[Records from a collection]
☆ ☆ ☆

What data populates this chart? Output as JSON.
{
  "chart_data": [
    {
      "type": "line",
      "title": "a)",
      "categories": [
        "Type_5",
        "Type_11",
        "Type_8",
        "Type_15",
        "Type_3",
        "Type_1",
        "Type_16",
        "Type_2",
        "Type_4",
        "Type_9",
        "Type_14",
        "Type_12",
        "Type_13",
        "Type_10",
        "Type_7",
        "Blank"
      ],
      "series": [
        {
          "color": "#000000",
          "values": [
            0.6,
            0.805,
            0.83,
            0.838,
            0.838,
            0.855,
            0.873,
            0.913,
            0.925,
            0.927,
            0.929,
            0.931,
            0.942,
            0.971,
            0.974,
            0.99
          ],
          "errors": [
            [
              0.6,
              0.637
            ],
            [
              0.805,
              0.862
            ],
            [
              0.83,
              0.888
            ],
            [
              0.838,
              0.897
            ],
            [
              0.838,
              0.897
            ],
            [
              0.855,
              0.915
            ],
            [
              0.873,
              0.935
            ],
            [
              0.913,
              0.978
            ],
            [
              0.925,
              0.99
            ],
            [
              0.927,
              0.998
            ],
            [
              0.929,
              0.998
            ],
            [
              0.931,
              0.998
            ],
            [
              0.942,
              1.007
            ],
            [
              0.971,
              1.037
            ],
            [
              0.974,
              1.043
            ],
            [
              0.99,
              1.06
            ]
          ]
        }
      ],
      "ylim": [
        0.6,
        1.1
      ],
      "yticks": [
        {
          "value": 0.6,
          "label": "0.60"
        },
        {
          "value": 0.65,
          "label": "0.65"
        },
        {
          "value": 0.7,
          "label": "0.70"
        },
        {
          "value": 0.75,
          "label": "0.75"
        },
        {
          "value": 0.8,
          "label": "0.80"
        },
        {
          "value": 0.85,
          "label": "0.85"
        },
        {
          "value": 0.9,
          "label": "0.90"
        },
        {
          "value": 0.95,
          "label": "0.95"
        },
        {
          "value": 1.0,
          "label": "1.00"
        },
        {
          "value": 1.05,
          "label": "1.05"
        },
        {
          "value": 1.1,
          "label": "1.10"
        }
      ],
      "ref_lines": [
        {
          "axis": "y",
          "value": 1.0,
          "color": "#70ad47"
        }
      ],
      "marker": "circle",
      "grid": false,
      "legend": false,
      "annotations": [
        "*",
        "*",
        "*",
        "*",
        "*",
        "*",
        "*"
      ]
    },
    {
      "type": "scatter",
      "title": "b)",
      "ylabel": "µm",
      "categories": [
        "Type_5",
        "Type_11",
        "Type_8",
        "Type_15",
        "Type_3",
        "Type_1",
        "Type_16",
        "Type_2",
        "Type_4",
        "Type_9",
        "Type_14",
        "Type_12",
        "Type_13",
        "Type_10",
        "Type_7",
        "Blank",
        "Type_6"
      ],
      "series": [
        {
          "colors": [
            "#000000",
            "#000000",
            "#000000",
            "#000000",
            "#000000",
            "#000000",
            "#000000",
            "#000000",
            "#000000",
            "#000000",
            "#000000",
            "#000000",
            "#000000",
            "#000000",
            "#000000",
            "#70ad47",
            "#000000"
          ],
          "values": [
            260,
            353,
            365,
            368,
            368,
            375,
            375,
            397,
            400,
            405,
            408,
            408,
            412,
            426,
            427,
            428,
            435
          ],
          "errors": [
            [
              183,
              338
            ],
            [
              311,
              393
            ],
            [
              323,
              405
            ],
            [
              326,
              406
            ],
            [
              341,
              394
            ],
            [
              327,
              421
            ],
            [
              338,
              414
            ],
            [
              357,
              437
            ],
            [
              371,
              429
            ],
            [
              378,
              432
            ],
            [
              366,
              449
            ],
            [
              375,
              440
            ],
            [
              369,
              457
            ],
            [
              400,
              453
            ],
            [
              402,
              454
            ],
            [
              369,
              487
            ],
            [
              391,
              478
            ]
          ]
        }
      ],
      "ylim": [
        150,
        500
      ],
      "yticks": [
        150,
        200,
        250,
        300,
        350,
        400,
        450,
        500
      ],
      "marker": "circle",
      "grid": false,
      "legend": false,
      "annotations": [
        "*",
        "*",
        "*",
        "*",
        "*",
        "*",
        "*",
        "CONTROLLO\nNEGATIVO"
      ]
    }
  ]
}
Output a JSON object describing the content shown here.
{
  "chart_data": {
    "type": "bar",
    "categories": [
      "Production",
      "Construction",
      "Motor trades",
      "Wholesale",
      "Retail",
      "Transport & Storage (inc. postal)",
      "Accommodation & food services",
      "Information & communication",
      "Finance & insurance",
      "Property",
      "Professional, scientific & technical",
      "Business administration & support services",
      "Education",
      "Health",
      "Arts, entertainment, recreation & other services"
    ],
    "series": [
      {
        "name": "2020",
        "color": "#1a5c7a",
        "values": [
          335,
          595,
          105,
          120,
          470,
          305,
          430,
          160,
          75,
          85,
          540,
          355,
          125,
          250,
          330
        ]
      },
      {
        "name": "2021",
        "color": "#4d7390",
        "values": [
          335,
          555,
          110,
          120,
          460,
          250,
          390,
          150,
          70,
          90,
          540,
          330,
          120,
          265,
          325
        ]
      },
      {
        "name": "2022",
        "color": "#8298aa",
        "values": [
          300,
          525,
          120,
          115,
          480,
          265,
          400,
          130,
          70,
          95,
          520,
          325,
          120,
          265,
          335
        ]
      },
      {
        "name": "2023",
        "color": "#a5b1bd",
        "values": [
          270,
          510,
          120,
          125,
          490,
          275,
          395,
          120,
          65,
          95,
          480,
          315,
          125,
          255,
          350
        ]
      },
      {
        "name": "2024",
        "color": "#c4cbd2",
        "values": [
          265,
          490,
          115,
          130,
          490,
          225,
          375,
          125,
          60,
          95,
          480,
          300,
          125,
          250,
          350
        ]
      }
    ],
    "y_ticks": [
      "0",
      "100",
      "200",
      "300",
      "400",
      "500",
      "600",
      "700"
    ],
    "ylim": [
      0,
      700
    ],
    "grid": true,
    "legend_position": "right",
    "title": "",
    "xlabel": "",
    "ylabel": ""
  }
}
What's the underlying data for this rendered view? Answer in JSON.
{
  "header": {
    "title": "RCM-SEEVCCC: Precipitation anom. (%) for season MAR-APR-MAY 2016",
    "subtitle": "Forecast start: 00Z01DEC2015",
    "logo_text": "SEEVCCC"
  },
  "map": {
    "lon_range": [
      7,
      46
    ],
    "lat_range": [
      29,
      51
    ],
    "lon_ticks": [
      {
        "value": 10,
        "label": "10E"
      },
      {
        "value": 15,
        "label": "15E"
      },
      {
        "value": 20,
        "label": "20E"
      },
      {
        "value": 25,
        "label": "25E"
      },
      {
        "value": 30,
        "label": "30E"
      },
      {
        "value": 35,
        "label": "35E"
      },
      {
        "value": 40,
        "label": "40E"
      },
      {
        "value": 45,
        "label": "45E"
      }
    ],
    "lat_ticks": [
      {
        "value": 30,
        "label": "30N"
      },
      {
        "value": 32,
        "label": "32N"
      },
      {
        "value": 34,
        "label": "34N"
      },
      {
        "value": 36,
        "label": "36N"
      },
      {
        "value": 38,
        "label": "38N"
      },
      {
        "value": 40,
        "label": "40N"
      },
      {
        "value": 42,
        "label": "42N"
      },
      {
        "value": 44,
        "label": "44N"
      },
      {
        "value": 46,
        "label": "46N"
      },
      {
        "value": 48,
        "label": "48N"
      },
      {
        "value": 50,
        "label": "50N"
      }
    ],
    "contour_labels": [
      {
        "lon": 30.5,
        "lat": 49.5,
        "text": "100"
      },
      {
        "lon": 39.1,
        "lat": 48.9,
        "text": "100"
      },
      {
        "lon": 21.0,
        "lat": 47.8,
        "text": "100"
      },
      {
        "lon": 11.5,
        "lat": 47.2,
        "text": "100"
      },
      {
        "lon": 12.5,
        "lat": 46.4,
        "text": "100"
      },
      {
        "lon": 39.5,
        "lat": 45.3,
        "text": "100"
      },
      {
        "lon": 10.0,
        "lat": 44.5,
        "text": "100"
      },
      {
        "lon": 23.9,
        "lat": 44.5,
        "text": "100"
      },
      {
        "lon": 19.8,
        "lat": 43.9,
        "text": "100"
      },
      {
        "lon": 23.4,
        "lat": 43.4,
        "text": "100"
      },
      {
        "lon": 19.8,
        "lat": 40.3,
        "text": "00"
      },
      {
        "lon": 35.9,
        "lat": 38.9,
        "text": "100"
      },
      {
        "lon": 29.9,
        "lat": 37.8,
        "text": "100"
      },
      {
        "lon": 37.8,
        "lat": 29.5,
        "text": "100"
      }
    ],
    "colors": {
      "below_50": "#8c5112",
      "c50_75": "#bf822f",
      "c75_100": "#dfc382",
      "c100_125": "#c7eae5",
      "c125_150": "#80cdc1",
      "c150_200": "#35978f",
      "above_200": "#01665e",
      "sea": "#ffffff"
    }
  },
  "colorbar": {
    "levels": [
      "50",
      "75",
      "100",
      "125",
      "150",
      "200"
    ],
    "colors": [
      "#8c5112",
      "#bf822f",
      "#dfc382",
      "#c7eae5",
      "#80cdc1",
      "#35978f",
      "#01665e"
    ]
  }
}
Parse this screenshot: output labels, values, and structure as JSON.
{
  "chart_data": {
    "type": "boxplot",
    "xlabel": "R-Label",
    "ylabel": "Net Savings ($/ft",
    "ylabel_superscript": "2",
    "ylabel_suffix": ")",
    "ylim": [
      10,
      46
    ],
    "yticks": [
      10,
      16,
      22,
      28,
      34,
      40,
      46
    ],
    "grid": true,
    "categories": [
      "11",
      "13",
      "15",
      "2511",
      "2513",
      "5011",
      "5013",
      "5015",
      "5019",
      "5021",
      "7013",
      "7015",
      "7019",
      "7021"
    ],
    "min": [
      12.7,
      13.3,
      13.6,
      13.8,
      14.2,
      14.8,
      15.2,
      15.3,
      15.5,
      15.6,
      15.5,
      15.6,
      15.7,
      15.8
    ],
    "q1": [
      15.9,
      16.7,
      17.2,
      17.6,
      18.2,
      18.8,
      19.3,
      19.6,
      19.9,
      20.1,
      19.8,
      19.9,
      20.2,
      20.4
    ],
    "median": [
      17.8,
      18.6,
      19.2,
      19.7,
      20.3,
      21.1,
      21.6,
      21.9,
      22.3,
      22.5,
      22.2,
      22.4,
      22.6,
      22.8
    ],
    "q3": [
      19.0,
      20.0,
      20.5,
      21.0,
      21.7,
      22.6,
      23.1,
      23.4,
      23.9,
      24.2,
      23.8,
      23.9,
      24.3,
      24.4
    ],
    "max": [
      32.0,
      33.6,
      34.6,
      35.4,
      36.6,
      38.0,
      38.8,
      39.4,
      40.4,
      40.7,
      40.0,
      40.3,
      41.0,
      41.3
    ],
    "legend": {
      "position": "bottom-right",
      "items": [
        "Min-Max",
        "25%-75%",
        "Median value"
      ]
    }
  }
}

☆ ☆ ☆

- [The exercise]:
Scan the material above and determine how many lines include the word "JSON"; report only the number.

- [Full response]:
4